>> Begin
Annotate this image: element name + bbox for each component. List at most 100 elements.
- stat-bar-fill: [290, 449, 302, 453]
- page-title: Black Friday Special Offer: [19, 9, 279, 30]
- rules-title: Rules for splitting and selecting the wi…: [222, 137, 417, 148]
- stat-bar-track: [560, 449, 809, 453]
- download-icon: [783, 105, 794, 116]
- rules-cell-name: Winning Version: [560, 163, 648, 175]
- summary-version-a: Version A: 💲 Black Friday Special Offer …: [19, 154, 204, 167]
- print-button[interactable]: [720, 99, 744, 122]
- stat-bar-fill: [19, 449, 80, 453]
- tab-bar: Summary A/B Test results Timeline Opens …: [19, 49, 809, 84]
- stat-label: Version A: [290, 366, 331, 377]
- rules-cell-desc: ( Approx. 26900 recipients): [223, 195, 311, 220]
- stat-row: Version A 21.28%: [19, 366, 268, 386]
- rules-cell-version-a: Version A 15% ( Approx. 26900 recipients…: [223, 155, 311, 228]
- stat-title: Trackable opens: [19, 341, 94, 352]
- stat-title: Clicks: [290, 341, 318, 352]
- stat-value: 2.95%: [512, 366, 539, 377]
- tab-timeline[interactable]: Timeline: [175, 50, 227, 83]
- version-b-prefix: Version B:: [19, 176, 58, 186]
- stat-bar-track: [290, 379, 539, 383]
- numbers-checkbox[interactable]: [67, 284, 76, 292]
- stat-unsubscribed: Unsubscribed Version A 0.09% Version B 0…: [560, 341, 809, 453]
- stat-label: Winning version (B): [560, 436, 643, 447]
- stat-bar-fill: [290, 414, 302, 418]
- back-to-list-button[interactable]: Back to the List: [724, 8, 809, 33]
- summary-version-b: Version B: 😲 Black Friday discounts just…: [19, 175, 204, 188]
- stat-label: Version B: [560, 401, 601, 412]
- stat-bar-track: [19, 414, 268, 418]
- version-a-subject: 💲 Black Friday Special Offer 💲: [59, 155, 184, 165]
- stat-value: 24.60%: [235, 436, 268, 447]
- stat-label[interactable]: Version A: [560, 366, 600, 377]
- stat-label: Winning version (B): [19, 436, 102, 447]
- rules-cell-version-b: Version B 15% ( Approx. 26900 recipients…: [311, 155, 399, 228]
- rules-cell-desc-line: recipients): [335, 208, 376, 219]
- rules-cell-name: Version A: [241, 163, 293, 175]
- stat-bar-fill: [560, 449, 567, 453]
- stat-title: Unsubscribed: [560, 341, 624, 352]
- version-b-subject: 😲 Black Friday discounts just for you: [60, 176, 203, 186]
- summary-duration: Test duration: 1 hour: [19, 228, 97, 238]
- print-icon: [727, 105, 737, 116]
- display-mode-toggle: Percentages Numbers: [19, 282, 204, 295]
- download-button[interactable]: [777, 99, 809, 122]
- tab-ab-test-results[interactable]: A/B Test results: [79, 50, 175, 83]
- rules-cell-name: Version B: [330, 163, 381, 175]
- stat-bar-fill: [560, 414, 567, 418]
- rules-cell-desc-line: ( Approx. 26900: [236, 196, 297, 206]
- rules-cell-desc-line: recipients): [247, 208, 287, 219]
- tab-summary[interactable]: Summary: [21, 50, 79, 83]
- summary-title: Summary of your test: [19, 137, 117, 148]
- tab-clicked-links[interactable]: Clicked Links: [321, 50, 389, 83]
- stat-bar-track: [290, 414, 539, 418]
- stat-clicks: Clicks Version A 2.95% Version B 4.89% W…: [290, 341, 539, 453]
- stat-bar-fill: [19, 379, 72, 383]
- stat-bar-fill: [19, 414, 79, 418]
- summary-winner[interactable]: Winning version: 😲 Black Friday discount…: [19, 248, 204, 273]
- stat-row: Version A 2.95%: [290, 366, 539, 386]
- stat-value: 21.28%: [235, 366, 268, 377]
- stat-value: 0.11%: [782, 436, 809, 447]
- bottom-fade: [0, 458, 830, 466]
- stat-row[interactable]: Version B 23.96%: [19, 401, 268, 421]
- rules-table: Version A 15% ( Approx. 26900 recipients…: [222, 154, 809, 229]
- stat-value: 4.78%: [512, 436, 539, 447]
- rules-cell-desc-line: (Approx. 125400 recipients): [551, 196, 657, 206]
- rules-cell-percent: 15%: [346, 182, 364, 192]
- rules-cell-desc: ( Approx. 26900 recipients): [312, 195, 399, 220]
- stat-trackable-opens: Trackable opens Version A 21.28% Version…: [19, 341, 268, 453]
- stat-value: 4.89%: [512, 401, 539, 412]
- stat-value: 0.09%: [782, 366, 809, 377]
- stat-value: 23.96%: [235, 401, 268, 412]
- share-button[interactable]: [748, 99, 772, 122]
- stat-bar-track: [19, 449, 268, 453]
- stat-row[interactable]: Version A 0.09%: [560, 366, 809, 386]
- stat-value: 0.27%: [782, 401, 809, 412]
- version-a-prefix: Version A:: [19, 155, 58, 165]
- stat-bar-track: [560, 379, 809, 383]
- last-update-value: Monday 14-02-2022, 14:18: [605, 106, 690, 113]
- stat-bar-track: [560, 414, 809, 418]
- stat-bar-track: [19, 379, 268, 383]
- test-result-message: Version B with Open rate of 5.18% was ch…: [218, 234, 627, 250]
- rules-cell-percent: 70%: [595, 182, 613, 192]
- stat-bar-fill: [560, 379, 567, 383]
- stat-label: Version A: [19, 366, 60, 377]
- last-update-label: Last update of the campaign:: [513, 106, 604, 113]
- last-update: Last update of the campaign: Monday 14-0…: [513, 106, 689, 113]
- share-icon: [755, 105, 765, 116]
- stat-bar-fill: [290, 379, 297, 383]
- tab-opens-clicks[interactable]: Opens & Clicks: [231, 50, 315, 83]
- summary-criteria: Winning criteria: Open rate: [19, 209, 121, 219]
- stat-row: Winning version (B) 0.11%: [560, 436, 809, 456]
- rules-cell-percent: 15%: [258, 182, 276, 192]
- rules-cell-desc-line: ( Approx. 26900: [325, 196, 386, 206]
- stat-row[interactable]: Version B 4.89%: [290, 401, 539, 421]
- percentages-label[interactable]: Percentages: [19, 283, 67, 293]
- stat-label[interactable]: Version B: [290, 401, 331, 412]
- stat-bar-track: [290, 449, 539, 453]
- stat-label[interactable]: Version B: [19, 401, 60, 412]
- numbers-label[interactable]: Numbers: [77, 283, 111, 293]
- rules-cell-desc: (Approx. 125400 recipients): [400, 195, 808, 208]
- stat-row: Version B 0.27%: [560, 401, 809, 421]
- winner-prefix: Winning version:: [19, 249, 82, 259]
>> End
## What is required:
Turn every line of the listing above into a JSON array of strings, one string per line, leaving out any blank lines.

## The completed task:
[
  "Annotate this image: element name + bbox for each component. List at most 100 elements.",
  "- stat-bar-fill: [290, 449, 302, 453]",
  "- page-title: Black Friday Special Offer: [19, 9, 279, 30]",
  "- rules-title: Rules for splitting and selecting the wi…: [222, 137, 417, 148]",
  "- stat-bar-track: [560, 449, 809, 453]",
  "- download-icon: [783, 105, 794, 116]",
  "- rules-cell-name: Winning Version: [560, 163, 648, 175]",
  "- summary-version-a: Version A: 💲 Black Friday Special Offer …: [19, 154, 204, 167]",
  "- print-button[interactable]: [720, 99, 744, 122]",
  "- stat-bar-fill: [19, 449, 80, 453]",
  "- tab-bar: Summary A/B Test results Timeline Opens …: [19, 49, 809, 84]",
  "- stat-label: Version A: [290, 366, 331, 377]",
  "- rules-cell-desc: ( Approx. 26900 recipients): [223, 195, 311, 220]",
  "- stat-row: Version A 21.28%: [19, 366, 268, 386]",
  "- rules-cell-version-a: Version A 15% ( Approx. 26900 recipients…: [223, 155, 311, 228]",
  "- stat-title: Trackable opens: [19, 341, 94, 352]",
  "- stat-title: Clicks: [290, 341, 318, 352]",
  "- stat-value: 2.95%: [512, 366, 539, 377]",
  "- tab-timeline[interactable]: Timeline: [175, 50, 227, 83]",
  "- version-b-prefix: Version B:: [19, 176, 58, 186]",
  "- stat-bar-track: [290, 379, 539, 383]",
  "- numbers-checkbox[interactable]: [67, 284, 76, 292]",
  "- stat-unsubscribed: Unsubscribed Version A 0.09% Version B 0…: [560, 341, 809, 453]",
  "- stat-label: Winning version (B): [560, 436, 643, 447]",
  "- stat-bar-fill: [290, 414, 302, 418]",
  "- back-to-list-button[interactable]: Back to the List: [724, 8, 809, 33]",
  "- summary-version-b: Version B: 😲 Black Friday discounts just…: [19, 175, 204, 188]",
  "- stat-label: Version B: [560, 401, 601, 412]",
  "- stat-bar-track: [19, 414, 268, 418]",
  "- version-a-subject: 💲 Black Friday Special Offer 💲: [59, 155, 184, 165]",
  "- stat-value: 24.60%: [235, 436, 268, 447]",
  "- stat-label[interactable]: Version A: [560, 366, 600, 377]",
  "- stat-label: Winning version (B): [19, 436, 102, 447]",
  "- rules-cell-version-b: Version B 15% ( Approx. 26900 recipients…: [311, 155, 399, 228]",
  "- rules-cell-desc-line: recipients): [335, 208, 376, 219]",
  "- rules-cell-name: Version A: [241, 163, 293, 175]",
  "- stat-bar-fill: [560, 449, 567, 453]",
  "- stat-title: Unsubscribed: [560, 341, 624, 352]",
  "- version-b-subject: 😲 Black Friday discounts just for you: [60, 176, 203, 186]",
  "- summary-duration: Test duration: 1 hour: [19, 228, 97, 238]",
  "- print-icon: [727, 105, 737, 116]",
  "- display-mode-toggle: Percentages Numbers: [19, 282, 204, 295]",
  "- download-button[interactable]: [777, 99, 809, 122]",
  "- tab-ab-test-results[interactable]: A/B Test results: [79, 50, 175, 83]",
  "- rules-cell-name: Version B: [330, 163, 381, 175]",
  "- stat-bar-fill: [560, 414, 567, 418]",
  "- rules-cell-desc-line: ( Approx. 26900: [236, 196, 297, 206]",
  "- rules-cell-desc-line: recipients): [247, 208, 287, 219]",
  "- tab-summary[interactable]: Summary: [21, 50, 79, 83]",
  "- summary-title: Summary of your test: [19, 137, 117, 148]",
  "- tab-clicked-links[interactable]: Clicked Links: [321, 50, 389, 83]",
  "- stat-bar-track: [290, 414, 539, 418]",
  "- stat-clicks: Clicks Version A 2.95% Version B 4.89% W…: [290, 341, 539, 453]",
  "- stat-bar-fill: [19, 379, 72, 383]",
  "- stat-bar-fill: [19, 414, 79, 418]",
  "- summary-winner[interactable]: Winning version: 😲 Black Friday discount…: [19, 248, 204, 273]",
  "- stat-row: Version A 2.95%: [290, 366, 539, 386]",
  "- stat-value: 21.28%: [235, 366, 268, 377]",
  "- stat-value: 0.11%: [782, 436, 809, 447]",
  "- bottom-fade: [0, 458, 830, 466]",
  "- stat-row[interactable]: Version B 23.96%: [19, 401, 268, 421]",
  "- rules-table: Version A 15% ( Approx. 26900 recipients…: [222, 154, 809, 229]",
  "- stat-value: 4.78%: [512, 436, 539, 447]",
  "- rules-cell-desc-line: (Approx. 125400 recipients): [551, 196, 657, 206]",
  "- rules-cell-percent: 15%: [346, 182, 364, 192]",
  "- rules-cell-desc: ( Approx. 26900 recipients): [312, 195, 399, 220]",
  "- stat-trackable-opens: Trackable opens Version A 21.28% Version…: [19, 341, 268, 453]",
  "- stat-value: 4.89%: [512, 401, 539, 412]",
  "- stat-value: 0.09%: [782, 366, 809, 377]",
  "- stat-value: 23.96%: [235, 401, 268, 412]",
  "- share-button[interactable]: [748, 99, 772, 122]",
  "- stat-bar-track: [19, 449, 268, 453]",
  "- stat-row[interactable]: Version A 0.09%: [560, 366, 809, 386]",
  "- stat-value: 0.27%: [782, 401, 809, 412]",
  "- version-a-prefix: Version A:: [19, 155, 58, 165]",
  "- stat-bar-track: [560, 379, 809, 383]",
  "- last-update-value: Monday 14-02-2022, 14:18: [605, 106, 690, 113]",
  "- stat-bar-track: [560, 414, 809, 418]",
  "- stat-bar-track: [19, 379, 268, 383]",
  "- test-result-message: Version B with Open rate of 5.18% was ch…: [218, 234, 627, 250]",
  "- rules-cell-percent: 70%: [595, 182, 613, 192]",
  "- stat-bar-fill: [560, 379, 567, 383]",
  "- stat-label: Version A: [19, 366, 60, 377]",
  "- last-update-label: Last update of the campaign:: [513, 106, 604, 113]",
  "- last-update: Last update of the campaign: Monday 14-0…: [513, 106, 689, 113]",
  "- share-icon: [755, 105, 765, 116]",
  "- stat-bar-fill: [290, 379, 297, 383]",
  "- tab-opens-clicks[interactable]: Opens & Clicks: [231, 50, 315, 83]",
  "- summary-criteria: Winning criteria: Open rate: [19, 209, 121, 219]",
  "- stat-row: Winning version (B) 0.11%: [560, 436, 809, 456]",
  "- rules-cell-percent: 15%: [258, 182, 276, 192]",
  "- rules-cell-desc-line: ( Approx. 26900: [325, 196, 386, 206]",
  "- stat-row[interactable]: Version B 4.89%: [290, 401, 539, 421]",
  "- percentages-label[interactable]: Percentages: [19, 283, 67, 293]",
  "- stat-label[interactable]: Version B: [290, 401, 331, 412]",
  "- stat-bar-track: [290, 449, 539, 453]",
  "- stat-label[interactable]: Version B: [19, 401, 60, 412]",
  "- numbers-label[interactable]: Numbers: [77, 283, 111, 293]",
  "- rules-cell-desc: (Approx. 125400 recipients): [400, 195, 808, 208]",
  "- stat-row: Version B 0.27%: [560, 401, 809, 421]",
  "- winner-prefix: Winning version:: [19, 249, 82, 259]"
]